— To do —
Copy every line of the data in which the word "from" occurs.

— start of Material —

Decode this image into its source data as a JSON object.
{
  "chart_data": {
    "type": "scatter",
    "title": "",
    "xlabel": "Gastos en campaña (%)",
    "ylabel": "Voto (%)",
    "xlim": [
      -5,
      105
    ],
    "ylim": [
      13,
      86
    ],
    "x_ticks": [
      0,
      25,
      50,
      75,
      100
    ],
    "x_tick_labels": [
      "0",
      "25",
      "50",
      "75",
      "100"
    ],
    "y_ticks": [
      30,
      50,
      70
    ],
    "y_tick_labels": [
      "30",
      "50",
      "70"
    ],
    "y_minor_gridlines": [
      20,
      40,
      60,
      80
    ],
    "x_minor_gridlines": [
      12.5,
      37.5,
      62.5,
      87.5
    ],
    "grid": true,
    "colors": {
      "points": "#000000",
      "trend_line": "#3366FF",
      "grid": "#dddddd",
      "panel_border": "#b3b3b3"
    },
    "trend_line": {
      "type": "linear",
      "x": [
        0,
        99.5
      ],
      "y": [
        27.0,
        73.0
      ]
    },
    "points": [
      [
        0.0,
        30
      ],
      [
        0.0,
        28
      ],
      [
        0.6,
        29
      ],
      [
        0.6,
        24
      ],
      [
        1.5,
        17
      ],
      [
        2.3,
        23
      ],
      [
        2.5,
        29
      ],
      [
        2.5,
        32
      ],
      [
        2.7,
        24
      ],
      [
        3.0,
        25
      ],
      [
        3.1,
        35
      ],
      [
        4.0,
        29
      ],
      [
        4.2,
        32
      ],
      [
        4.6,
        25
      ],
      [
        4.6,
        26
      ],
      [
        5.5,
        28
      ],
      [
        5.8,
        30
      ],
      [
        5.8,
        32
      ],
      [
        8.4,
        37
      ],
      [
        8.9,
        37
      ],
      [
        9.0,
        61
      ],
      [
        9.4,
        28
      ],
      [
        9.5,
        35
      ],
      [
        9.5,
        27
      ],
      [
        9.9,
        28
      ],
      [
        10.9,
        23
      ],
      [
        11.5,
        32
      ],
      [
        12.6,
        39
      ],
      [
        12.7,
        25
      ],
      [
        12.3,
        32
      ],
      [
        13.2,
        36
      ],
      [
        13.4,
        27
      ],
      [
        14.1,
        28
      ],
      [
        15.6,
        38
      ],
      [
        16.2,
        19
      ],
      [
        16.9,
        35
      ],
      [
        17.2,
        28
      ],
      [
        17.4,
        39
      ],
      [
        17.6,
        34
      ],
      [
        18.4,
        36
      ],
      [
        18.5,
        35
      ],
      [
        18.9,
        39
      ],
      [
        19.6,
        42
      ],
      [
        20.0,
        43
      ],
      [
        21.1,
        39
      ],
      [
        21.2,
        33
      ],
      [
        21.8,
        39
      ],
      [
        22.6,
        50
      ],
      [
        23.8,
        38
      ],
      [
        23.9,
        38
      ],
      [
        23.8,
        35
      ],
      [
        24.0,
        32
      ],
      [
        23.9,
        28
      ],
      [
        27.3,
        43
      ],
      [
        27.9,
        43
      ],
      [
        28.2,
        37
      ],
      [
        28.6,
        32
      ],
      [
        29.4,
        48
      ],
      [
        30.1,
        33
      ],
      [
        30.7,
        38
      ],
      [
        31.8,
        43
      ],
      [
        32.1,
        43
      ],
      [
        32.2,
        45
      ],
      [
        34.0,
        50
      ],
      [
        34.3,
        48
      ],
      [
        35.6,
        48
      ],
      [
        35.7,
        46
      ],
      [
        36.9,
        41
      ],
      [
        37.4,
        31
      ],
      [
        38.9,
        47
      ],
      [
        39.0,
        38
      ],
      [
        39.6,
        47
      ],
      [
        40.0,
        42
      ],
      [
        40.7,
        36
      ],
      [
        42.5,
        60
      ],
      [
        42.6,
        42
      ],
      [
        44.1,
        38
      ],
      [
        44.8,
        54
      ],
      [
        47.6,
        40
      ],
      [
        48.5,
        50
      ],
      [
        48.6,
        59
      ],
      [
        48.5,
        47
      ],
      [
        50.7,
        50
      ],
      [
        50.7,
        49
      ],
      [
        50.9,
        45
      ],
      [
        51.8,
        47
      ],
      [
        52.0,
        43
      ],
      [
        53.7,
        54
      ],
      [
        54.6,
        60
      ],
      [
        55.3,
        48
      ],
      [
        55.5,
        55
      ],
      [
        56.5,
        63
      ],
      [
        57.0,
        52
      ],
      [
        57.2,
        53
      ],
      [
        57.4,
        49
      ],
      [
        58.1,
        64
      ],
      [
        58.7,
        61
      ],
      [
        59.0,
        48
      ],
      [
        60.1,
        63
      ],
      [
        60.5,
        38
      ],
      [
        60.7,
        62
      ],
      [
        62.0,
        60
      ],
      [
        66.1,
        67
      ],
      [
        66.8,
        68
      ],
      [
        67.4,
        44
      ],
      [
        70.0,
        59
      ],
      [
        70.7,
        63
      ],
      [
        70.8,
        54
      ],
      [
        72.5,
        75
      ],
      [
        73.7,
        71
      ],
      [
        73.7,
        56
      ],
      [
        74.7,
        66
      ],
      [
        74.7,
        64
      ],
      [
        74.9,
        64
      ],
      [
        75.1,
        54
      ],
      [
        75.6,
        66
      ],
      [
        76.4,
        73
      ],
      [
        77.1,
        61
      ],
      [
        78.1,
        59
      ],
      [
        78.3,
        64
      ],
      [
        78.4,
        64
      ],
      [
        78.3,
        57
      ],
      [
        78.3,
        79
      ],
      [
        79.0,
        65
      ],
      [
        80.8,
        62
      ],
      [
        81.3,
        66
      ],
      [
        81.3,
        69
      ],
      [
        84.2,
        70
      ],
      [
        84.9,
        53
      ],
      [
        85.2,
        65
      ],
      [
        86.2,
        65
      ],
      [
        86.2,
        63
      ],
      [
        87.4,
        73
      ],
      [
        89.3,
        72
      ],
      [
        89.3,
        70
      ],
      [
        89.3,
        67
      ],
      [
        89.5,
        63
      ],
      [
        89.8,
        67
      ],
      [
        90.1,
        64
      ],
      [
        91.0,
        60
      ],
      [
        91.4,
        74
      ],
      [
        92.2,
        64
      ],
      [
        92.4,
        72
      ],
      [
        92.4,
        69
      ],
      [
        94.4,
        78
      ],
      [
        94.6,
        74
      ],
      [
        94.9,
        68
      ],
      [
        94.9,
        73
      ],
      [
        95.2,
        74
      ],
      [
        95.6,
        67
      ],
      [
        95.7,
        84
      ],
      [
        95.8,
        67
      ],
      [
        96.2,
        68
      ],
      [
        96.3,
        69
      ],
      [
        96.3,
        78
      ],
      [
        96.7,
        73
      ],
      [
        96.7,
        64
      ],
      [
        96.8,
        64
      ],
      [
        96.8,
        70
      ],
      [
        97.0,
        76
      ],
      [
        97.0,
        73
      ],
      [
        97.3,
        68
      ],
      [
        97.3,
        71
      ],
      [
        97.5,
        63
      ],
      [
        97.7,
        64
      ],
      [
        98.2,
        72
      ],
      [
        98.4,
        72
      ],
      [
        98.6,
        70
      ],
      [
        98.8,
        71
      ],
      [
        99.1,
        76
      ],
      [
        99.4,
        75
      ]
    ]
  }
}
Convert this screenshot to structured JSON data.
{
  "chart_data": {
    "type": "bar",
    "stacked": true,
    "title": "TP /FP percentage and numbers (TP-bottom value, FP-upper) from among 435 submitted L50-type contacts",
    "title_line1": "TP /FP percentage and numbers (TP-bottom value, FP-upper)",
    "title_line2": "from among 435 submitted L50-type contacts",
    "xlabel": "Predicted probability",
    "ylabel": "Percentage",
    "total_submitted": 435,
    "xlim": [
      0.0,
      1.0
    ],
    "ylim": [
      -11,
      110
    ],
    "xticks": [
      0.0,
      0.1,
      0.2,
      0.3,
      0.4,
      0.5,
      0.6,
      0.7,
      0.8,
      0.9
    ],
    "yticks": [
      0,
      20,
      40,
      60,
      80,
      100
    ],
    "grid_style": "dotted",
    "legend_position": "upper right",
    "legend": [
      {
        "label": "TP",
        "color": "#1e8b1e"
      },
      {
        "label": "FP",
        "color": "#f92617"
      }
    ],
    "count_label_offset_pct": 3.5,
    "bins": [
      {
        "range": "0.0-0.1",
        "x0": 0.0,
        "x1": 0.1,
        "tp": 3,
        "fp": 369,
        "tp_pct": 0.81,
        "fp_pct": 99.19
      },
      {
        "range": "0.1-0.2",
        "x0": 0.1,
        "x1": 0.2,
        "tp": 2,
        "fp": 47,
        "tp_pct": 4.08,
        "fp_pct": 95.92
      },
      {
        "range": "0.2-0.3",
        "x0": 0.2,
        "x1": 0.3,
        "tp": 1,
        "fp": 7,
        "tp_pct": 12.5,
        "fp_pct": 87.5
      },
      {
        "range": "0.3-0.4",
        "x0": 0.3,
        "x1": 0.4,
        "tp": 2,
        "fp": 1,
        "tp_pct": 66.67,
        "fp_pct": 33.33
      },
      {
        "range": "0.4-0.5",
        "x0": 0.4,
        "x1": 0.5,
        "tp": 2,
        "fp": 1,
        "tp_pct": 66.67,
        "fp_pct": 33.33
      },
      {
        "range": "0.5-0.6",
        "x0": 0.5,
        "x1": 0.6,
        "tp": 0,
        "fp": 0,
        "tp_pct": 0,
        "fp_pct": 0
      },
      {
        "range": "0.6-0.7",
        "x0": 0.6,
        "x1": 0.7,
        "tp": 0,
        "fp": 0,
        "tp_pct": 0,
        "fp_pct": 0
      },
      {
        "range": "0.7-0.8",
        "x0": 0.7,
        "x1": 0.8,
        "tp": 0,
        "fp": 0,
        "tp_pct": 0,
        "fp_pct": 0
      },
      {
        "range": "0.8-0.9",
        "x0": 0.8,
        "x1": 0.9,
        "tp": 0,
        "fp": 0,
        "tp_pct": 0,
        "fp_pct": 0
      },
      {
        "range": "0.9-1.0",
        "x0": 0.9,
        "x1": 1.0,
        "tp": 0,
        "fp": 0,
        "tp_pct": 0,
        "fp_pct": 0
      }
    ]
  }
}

— end of Material —

— The answer —
    "title": "TP /FP percentage and numbers (TP-bottom value, FP-upper) from among 435 submitted L50-type contacts",
    "title_line2": "from among 435 submitted L50-type contacts",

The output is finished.